PROBLEM DESCRIPTION:
Search the data for the word "明治维新" and copy every line where it occurs.

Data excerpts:

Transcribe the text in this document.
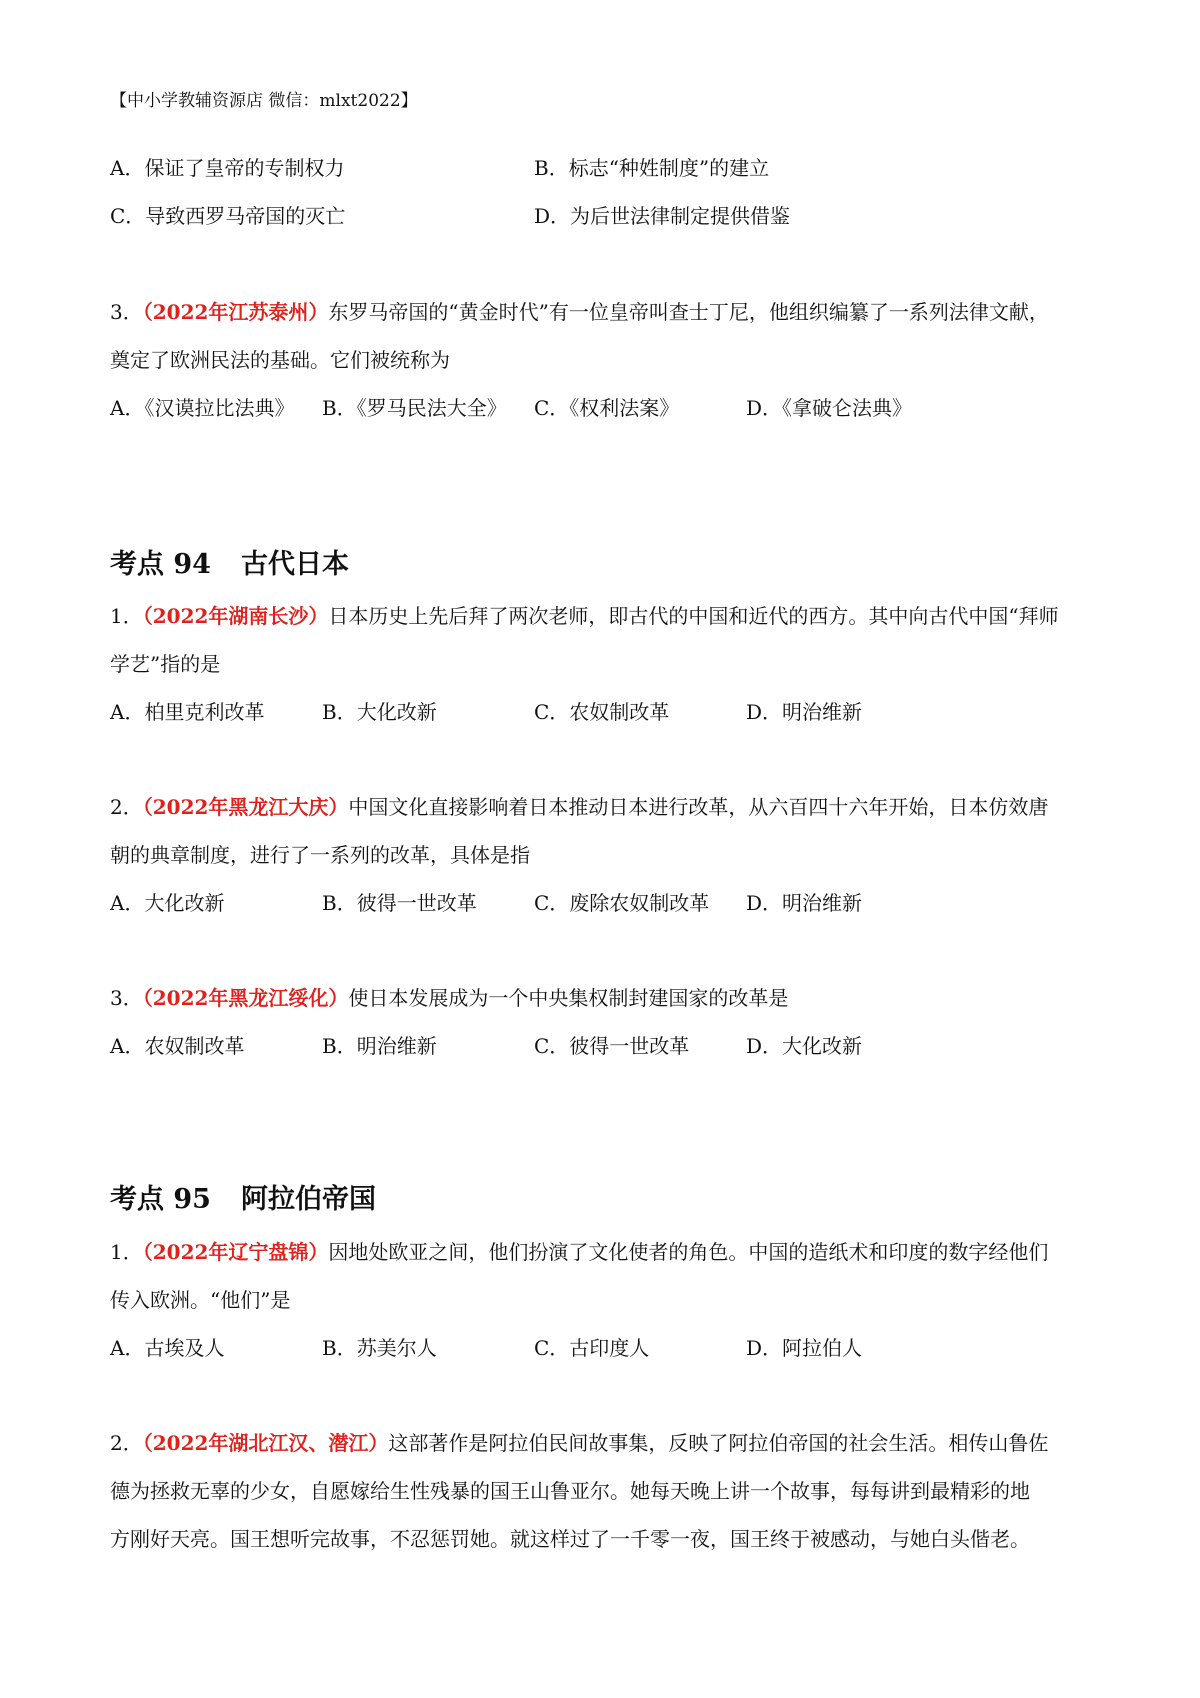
【中小学教辅资源店 微信：mlxt2022】
A．保证了皇帝的专制权力	B．标志“种姓制度”的建立
C．导致西罗马帝国的灭亡	D．为后世法律制定提供借鉴
3．（2022年江苏泰州）东罗马帝国的“黄金时代”有一位皇帝叫查士丁尼，他组织编纂了一系列法律文献，
奠定了欧洲民法的基础。它们被统称为
A．《汉谟拉比法典》 B．《罗马民法大全》 C．《权利法案》	D．《拿破仑法典》
考点 94 古代日本
1．（2022年湖南长沙）日本历史上先后拜了两次老师，即古代的中国和近代的西方。其中向古代中国“拜师
学艺”指的是
A．柏里克利改革	B．大化改新	C．农奴制改革	D．明治维新
2．（2022年黑龙江大庆）中国文化直接影响着日本推动日本进行改革，从六百四十六年开始，日本仿效唐
朝的典章制度，进行了一系列的改革，具体是指
A．大化改新	B．彼得一世改革	C．废除农奴制改革 D．明治维新
3．（2022年黑龙江绥化）使日本发展成为一个中央集权制封建国家的改革是
A．农奴制改革	B．明治维新	C．彼得一世改革	D．大化改新
考点 95 阿拉伯帝国
1．（2022年辽宁盘锦）因地处欧亚之间，他们扮演了文化使者的角色。中国的造纸术和印度的数字经他们
传入欧洲。“他们”是
A．古埃及人	B．苏美尔人	C．古印度人	D．阿拉伯人
2．（2022年湖北江汉、潜江）这部著作是阿拉伯民间故事集，反映了阿拉伯帝国的社会生活。相传山鲁佐
德为拯救无辜的少女，自愿嫁给生性残暴的国王山鲁亚尔。她每天晚上讲一个故事，每每讲到最精彩的地
方刚好天亮。国王想听完故事，不忍惩罚她。就这样过了一千零一夜，国王终于被感动，与她白头偕老。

RESULT FOR THIS EXERCISE:
A．柏里克利改革	B．大化改新	C．农奴制改革	D．明治维新
A．大化改新	B．彼得一世改革	C．废除农奴制改革 D．明治维新
A．农奴制改革	B．明治维新	C．彼得一世改革	D．大化改新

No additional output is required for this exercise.